DATASET:

________________________________________

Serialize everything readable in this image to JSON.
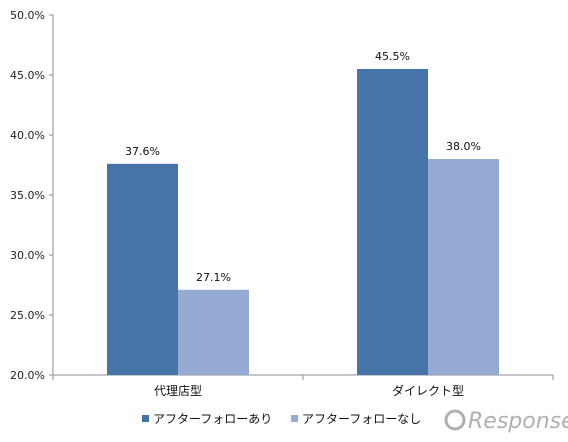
{
  "chart_data": {
    "type": "bar",
    "categories": [
      "代理店型",
      "ダイレクト型"
    ],
    "series": [
      {
        "name": "アフターフォローあり",
        "values": [
          37.6,
          45.5
        ],
        "color": "#4673a8"
      },
      {
        "name": "アフターフォローなし",
        "values": [
          27.1,
          38.0
        ],
        "color": "#95abd3"
      }
    ],
    "data_labels": [
      [
        "37.6%",
        "45.5%"
      ],
      [
        "27.1%",
        "38.0%"
      ]
    ],
    "ylim": [
      20.0,
      50.0
    ],
    "yticks": [
      "20.0%",
      "25.0%",
      "30.0%",
      "35.0%",
      "40.0%",
      "45.0%",
      "50.0%"
    ],
    "grid": false,
    "legend_position": "bottom"
  },
  "watermark": {
    "text": "Response.",
    "color": "#b0b0b0"
  }
}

________________________________________

Leave out the pictures and copy the rest of the material above exactly.

SOLVED EXERCISE:
Serialize everything readable in this image to JSON.
{
  "chart_data": {
    "type": "bar",
    "categories": [
      "代理店型",
      "ダイレクト型"
    ],
    "series": [
      {
        "name": "アフターフォローあり",
        "values": [
          37.6,
          45.5
        ],
        "color": "#4673a8"
      },
      {
        "name": "アフターフォローなし",
        "values": [
          27.1,
          38.0
        ],
        "color": "#95abd3"
      }
    ],
    "data_labels": [
      [
        "37.6%",
        "45.5%"
      ],
      [
        "27.1%",
        "38.0%"
      ]
    ],
    "ylim": [
      20.0,
      50.0
    ],
    "yticks": [
      "20.0%",
      "25.0%",
      "30.0%",
      "35.0%",
      "40.0%",
      "45.0%",
      "50.0%"
    ],
    "grid": false,
    "legend_position": "bottom"
  },
  "watermark": {
    "text": "Response.",
    "color": "#b0b0b0"
  }
}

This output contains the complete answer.